Requirement: Go through the listing and write out all of it exactly.

Given data:

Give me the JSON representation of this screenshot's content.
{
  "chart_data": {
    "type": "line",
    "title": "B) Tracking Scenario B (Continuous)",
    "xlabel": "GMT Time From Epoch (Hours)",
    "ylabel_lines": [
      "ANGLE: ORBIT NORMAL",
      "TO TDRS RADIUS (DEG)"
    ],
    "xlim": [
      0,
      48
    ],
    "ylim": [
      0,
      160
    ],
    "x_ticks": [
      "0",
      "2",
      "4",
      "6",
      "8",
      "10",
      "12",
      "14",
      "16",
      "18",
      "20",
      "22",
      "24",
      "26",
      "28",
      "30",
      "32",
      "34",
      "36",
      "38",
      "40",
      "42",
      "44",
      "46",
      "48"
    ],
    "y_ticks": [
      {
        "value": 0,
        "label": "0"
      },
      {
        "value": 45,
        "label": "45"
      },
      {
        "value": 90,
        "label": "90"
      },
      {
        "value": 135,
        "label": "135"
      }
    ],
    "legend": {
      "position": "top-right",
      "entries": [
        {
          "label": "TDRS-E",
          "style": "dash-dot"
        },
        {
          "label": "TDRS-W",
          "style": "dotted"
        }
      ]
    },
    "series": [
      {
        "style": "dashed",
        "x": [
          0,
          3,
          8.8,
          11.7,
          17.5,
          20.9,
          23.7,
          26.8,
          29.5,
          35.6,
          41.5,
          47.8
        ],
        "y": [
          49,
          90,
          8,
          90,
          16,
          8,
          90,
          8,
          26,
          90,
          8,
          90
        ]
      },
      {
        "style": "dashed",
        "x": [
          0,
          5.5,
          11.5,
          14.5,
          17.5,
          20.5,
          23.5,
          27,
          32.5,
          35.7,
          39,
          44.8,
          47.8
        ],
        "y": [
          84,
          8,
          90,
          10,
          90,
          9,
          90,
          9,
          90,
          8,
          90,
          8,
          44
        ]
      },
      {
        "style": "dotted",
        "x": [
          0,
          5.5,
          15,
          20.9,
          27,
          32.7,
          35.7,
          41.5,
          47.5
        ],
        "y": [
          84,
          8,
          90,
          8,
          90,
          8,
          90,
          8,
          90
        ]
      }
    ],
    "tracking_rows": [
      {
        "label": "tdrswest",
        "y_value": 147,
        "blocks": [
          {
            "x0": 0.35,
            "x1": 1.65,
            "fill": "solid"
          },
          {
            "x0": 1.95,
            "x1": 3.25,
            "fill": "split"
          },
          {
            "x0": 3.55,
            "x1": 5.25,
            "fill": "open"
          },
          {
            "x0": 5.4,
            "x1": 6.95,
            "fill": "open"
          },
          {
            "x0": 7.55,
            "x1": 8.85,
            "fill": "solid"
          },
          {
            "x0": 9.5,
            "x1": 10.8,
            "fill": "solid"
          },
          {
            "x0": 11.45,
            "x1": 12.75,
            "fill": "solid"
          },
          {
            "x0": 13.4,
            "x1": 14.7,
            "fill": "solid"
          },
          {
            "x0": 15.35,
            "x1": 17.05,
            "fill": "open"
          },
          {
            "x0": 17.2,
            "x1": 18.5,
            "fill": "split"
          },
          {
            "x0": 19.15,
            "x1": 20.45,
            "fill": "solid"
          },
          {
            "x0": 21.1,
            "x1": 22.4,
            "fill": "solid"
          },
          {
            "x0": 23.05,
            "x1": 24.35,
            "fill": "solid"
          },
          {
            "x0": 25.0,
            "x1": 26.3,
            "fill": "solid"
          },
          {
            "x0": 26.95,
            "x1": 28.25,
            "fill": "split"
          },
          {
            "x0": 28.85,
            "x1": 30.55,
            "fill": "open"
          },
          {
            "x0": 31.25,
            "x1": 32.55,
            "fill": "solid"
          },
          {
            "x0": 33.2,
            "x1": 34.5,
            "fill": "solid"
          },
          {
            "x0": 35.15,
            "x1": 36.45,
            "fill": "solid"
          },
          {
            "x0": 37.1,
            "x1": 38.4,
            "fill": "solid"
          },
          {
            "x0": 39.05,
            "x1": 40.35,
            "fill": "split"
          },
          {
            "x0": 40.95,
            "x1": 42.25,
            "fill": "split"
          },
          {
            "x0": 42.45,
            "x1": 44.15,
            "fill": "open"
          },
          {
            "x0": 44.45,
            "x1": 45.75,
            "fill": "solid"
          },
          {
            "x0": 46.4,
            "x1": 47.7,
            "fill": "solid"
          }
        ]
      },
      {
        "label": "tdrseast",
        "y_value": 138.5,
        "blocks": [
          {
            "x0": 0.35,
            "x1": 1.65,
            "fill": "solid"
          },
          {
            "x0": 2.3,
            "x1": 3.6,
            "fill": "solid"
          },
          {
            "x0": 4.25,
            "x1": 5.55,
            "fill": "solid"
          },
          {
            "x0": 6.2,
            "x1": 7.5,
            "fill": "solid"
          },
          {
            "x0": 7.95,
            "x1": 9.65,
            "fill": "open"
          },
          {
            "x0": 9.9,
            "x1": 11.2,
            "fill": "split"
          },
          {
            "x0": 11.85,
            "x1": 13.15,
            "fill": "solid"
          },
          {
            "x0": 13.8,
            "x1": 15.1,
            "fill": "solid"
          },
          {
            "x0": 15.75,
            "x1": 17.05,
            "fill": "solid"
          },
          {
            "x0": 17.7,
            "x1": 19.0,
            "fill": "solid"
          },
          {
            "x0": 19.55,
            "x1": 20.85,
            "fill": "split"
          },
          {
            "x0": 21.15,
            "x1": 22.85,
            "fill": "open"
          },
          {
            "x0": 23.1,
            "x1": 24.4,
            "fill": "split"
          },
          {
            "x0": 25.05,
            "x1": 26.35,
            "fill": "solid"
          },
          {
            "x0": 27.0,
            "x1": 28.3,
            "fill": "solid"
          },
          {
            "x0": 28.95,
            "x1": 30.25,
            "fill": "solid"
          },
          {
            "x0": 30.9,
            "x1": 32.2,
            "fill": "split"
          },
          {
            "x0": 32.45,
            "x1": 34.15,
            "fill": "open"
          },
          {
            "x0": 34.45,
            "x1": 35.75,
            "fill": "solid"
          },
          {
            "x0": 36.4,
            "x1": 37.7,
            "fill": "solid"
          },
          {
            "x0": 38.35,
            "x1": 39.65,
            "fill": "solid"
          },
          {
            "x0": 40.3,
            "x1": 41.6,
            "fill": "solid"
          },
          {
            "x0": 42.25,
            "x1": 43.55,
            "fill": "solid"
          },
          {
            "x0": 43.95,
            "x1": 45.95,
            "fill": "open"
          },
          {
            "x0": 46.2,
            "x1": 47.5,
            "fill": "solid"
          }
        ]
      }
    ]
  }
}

Output below:
Give me the JSON representation of this screenshot's content.
{
  "chart_data": {
    "type": "line",
    "title": "B) Tracking Scenario B (Continuous)",
    "xlabel": "GMT Time From Epoch (Hours)",
    "ylabel_lines": [
      "ANGLE: ORBIT NORMAL",
      "TO TDRS RADIUS (DEG)"
    ],
    "xlim": [
      0,
      48
    ],
    "ylim": [
      0,
      160
    ],
    "x_ticks": [
      "0",
      "2",
      "4",
      "6",
      "8",
      "10",
      "12",
      "14",
      "16",
      "18",
      "20",
      "22",
      "24",
      "26",
      "28",
      "30",
      "32",
      "34",
      "36",
      "38",
      "40",
      "42",
      "44",
      "46",
      "48"
    ],
    "y_ticks": [
      {
        "value": 0,
        "label": "0"
      },
      {
        "value": 45,
        "label": "45"
      },
      {
        "value": 90,
        "label": "90"
      },
      {
        "value": 135,
        "label": "135"
      }
    ],
    "legend": {
      "position": "top-right",
      "entries": [
        {
          "label": "TDRS-E",
          "style": "dash-dot"
        },
        {
          "label": "TDRS-W",
          "style": "dotted"
        }
      ]
    },
    "series": [
      {
        "style": "dashed",
        "x": [
          0,
          3,
          8.8,
          11.7,
          17.5,
          20.9,
          23.7,
          26.8,
          29.5,
          35.6,
          41.5,
          47.8
        ],
        "y": [
          49,
          90,
          8,
          90,
          16,
          8,
          90,
          8,
          26,
          90,
          8,
          90
        ]
      },
      {
        "style": "dashed",
        "x": [
          0,
          5.5,
          11.5,
          14.5,
          17.5,
          20.5,
          23.5,
          27,
          32.5,
          35.7,
          39,
          44.8,
          47.8
        ],
        "y": [
          84,
          8,
          90,
          10,
          90,
          9,
          90,
          9,
          90,
          8,
          90,
          8,
          44
        ]
      },
      {
        "style": "dotted",
        "x": [
          0,
          5.5,
          15,
          20.9,
          27,
          32.7,
          35.7,
          41.5,
          47.5
        ],
        "y": [
          84,
          8,
          90,
          8,
          90,
          8,
          90,
          8,
          90
        ]
      }
    ],
    "tracking_rows": [
      {
        "label": "tdrswest",
        "y_value": 147,
        "blocks": [
          {
            "x0": 0.35,
            "x1": 1.65,
            "fill": "solid"
          },
          {
            "x0": 1.95,
            "x1": 3.25,
            "fill": "split"
          },
          {
            "x0": 3.55,
            "x1": 5.25,
            "fill": "open"
          },
          {
            "x0": 5.4,
            "x1": 6.95,
            "fill": "open"
          },
          {
            "x0": 7.55,
            "x1": 8.85,
            "fill": "solid"
          },
          {
            "x0": 9.5,
            "x1": 10.8,
            "fill": "solid"
          },
          {
            "x0": 11.45,
            "x1": 12.75,
            "fill": "solid"
          },
          {
            "x0": 13.4,
            "x1": 14.7,
            "fill": "solid"
          },
          {
            "x0": 15.35,
            "x1": 17.05,
            "fill": "open"
          },
          {
            "x0": 17.2,
            "x1": 18.5,
            "fill": "split"
          },
          {
            "x0": 19.15,
            "x1": 20.45,
            "fill": "solid"
          },
          {
            "x0": 21.1,
            "x1": 22.4,
            "fill": "solid"
          },
          {
            "x0": 23.05,
            "x1": 24.35,
            "fill": "solid"
          },
          {
            "x0": 25.0,
            "x1": 26.3,
            "fill": "solid"
          },
          {
            "x0": 26.95,
            "x1": 28.25,
            "fill": "split"
          },
          {
            "x0": 28.85,
            "x1": 30.55,
            "fill": "open"
          },
          {
            "x0": 31.25,
            "x1": 32.55,
            "fill": "solid"
          },
          {
            "x0": 33.2,
            "x1": 34.5,
            "fill": "solid"
          },
          {
            "x0": 35.15,
            "x1": 36.45,
            "fill": "solid"
          },
          {
            "x0": 37.1,
            "x1": 38.4,
            "fill": "solid"
          },
          {
            "x0": 39.05,
            "x1": 40.35,
            "fill": "split"
          },
          {
            "x0": 40.95,
            "x1": 42.25,
            "fill": "split"
          },
          {
            "x0": 42.45,
            "x1": 44.15,
            "fill": "open"
          },
          {
            "x0": 44.45,
            "x1": 45.75,
            "fill": "solid"
          },
          {
            "x0": 46.4,
            "x1": 47.7,
            "fill": "solid"
          }
        ]
      },
      {
        "label": "tdrseast",
        "y_value": 138.5,
        "blocks": [
          {
            "x0": 0.35,
            "x1": 1.65,
            "fill": "solid"
          },
          {
            "x0": 2.3,
            "x1": 3.6,
            "fill": "solid"
          },
          {
            "x0": 4.25,
            "x1": 5.55,
            "fill": "solid"
          },
          {
            "x0": 6.2,
            "x1": 7.5,
            "fill": "solid"
          },
          {
            "x0": 7.95,
            "x1": 9.65,
            "fill": "open"
          },
          {
            "x0": 9.9,
            "x1": 11.2,
            "fill": "split"
          },
          {
            "x0": 11.85,
            "x1": 13.15,
            "fill": "solid"
          },
          {
            "x0": 13.8,
            "x1": 15.1,
            "fill": "solid"
          },
          {
            "x0": 15.75,
            "x1": 17.05,
            "fill": "solid"
          },
          {
            "x0": 17.7,
            "x1": 19.0,
            "fill": "solid"
          },
          {
            "x0": 19.55,
            "x1": 20.85,
            "fill": "split"
          },
          {
            "x0": 21.15,
            "x1": 22.85,
            "fill": "open"
          },
          {
            "x0": 23.1,
            "x1": 24.4,
            "fill": "split"
          },
          {
            "x0": 25.05,
            "x1": 26.35,
            "fill": "solid"
          },
          {
            "x0": 27.0,
            "x1": 28.3,
            "fill": "solid"
          },
          {
            "x0": 28.95,
            "x1": 30.25,
            "fill": "solid"
          },
          {
            "x0": 30.9,
            "x1": 32.2,
            "fill": "split"
          },
          {
            "x0": 32.45,
            "x1": 34.15,
            "fill": "open"
          },
          {
            "x0": 34.45,
            "x1": 35.75,
            "fill": "solid"
          },
          {
            "x0": 36.4,
            "x1": 37.7,
            "fill": "solid"
          },
          {
            "x0": 38.35,
            "x1": 39.65,
            "fill": "solid"
          },
          {
            "x0": 40.3,
            "x1": 41.6,
            "fill": "solid"
          },
          {
            "x0": 42.25,
            "x1": 43.55,
            "fill": "solid"
          },
          {
            "x0": 43.95,
            "x1": 45.95,
            "fill": "open"
          },
          {
            "x0": 46.2,
            "x1": 47.5,
            "fill": "solid"
          }
        ]
      }
    ]
  }
}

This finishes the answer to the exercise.